Chart and figure data »
● ● ● ● ● ● ●

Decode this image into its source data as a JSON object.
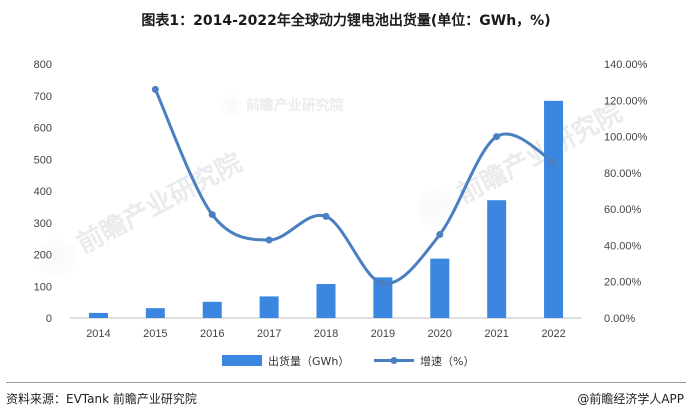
{
  "title": "图表1：2014-2022年全球动力锂电池出货量(单位：GWh，%)",
  "source": "资料来源：EVTank 前瞻产业研究院",
  "brand": "@前瞻经济学人APP",
  "watermark": "前瞻产业研究院",
  "colors": {
    "bar": "#3b86e0",
    "line": "#4a7fc0"
  },
  "chart_data": {
    "type": "bar+line",
    "categories": [
      "2014",
      "2015",
      "2016",
      "2017",
      "2018",
      "2019",
      "2020",
      "2021",
      "2022"
    ],
    "series": [
      {
        "name": "出货量（GWh）",
        "type": "bar",
        "axis": "left",
        "values": [
          16,
          31,
          51,
          68,
          107,
          128,
          187,
          371,
          684
        ]
      },
      {
        "name": "增速（%）",
        "type": "line",
        "axis": "right",
        "smooth": true,
        "values": [
          null,
          126,
          57,
          43,
          56,
          19,
          46,
          100,
          86
        ]
      }
    ],
    "y_left": {
      "min": 0,
      "max": 800,
      "step": 100,
      "ticks": [
        "0",
        "100",
        "200",
        "300",
        "400",
        "500",
        "600",
        "700",
        "800"
      ]
    },
    "y_right": {
      "min": 0,
      "max": 140,
      "step": 20,
      "ticks": [
        "0.00%",
        "20.00%",
        "40.00%",
        "60.00%",
        "80.00%",
        "100.00%",
        "120.00%",
        "140.00%"
      ]
    },
    "legend_position": "bottom",
    "grid": false
  }
}
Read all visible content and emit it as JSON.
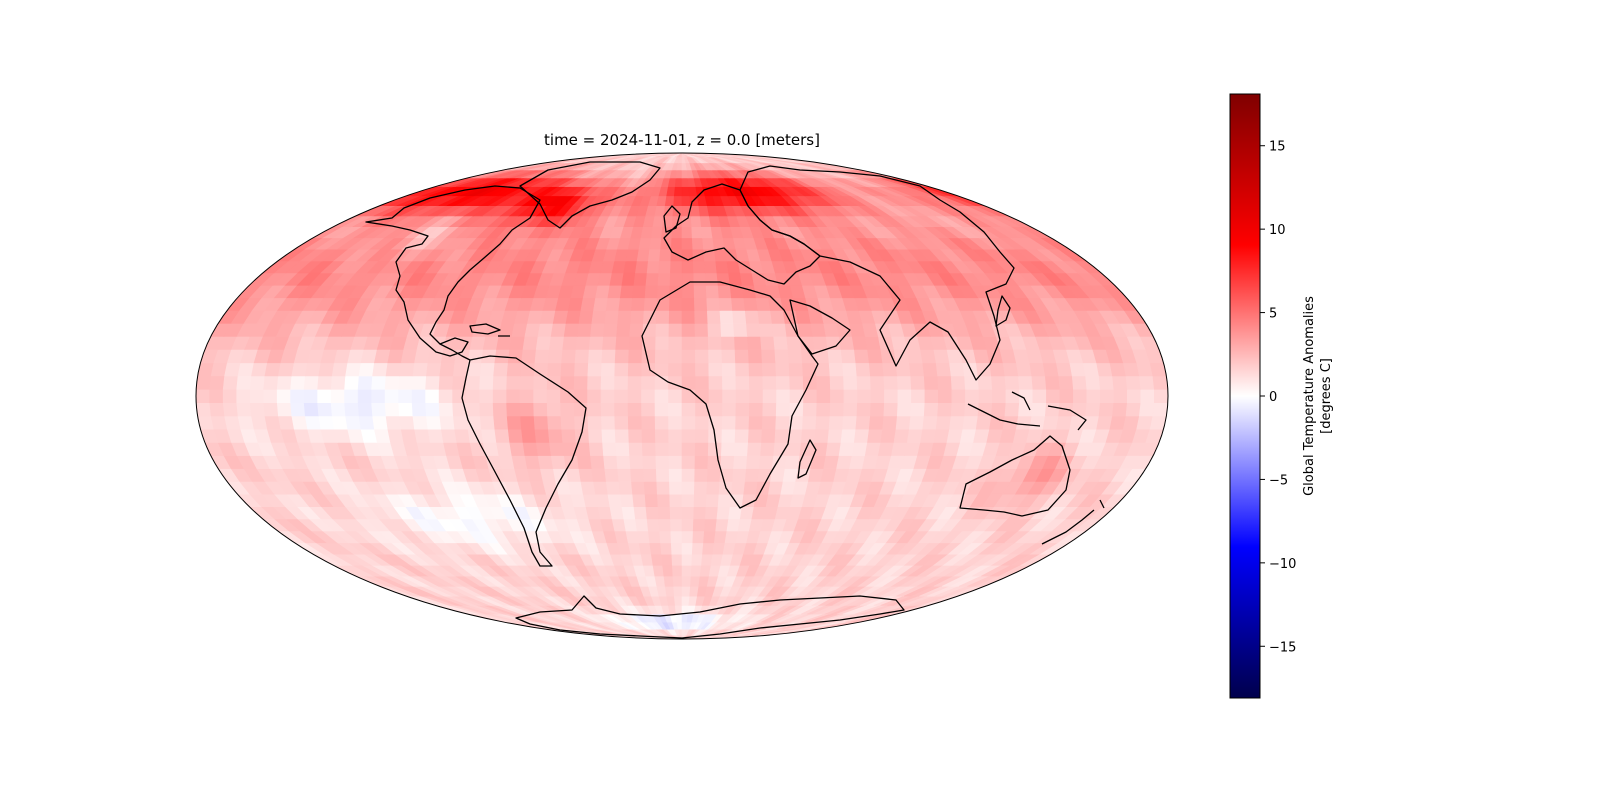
{
  "title": "time = 2024-11-01, z = 0.0 [meters]",
  "colormap": {
    "name": "seismic",
    "stops": [
      "#00004c",
      "#0000ff",
      "#ffffff",
      "#ff0000",
      "#800000"
    ],
    "vmin": -18.1,
    "vmax": 18.1
  },
  "colorbar": {
    "label_line1": "Global Temperature Anomalies",
    "label_line2": "[degrees C]",
    "ticks": [
      15,
      10,
      5,
      0,
      -5,
      -10,
      -15
    ],
    "tick_labels": [
      "15",
      "10",
      "5",
      "0",
      "−5",
      "−10",
      "−15"
    ]
  },
  "map": {
    "projection": "mollweide",
    "variable": "temperature anomaly (degrees C)"
  }
}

● ● ● ● ● ● ●

Required task » Extract, word for word, every line from the one holding "Read all visible content and emit it as JSON." through the closing line of the data above. Do not include any pictures.

Solution for this task »
Read all visible content and emit it as JSON.
{
  "title": "time = 2024-11-01, z = 0.0 [meters]",
  "colormap": {
    "name": "seismic",
    "stops": [
      "#00004c",
      "#0000ff",
      "#ffffff",
      "#ff0000",
      "#800000"
    ],
    "vmin": -18.1,
    "vmax": 18.1
  },
  "colorbar": {
    "label_line1": "Global Temperature Anomalies",
    "label_line2": "[degrees C]",
    "ticks": [
      15,
      10,
      5,
      0,
      -5,
      -10,
      -15
    ],
    "tick_labels": [
      "15",
      "10",
      "5",
      "0",
      "−5",
      "−10",
      "−15"
    ]
  },
  "map": {
    "projection": "mollweide",
    "variable": "temperature anomaly (degrees C)"
  }
}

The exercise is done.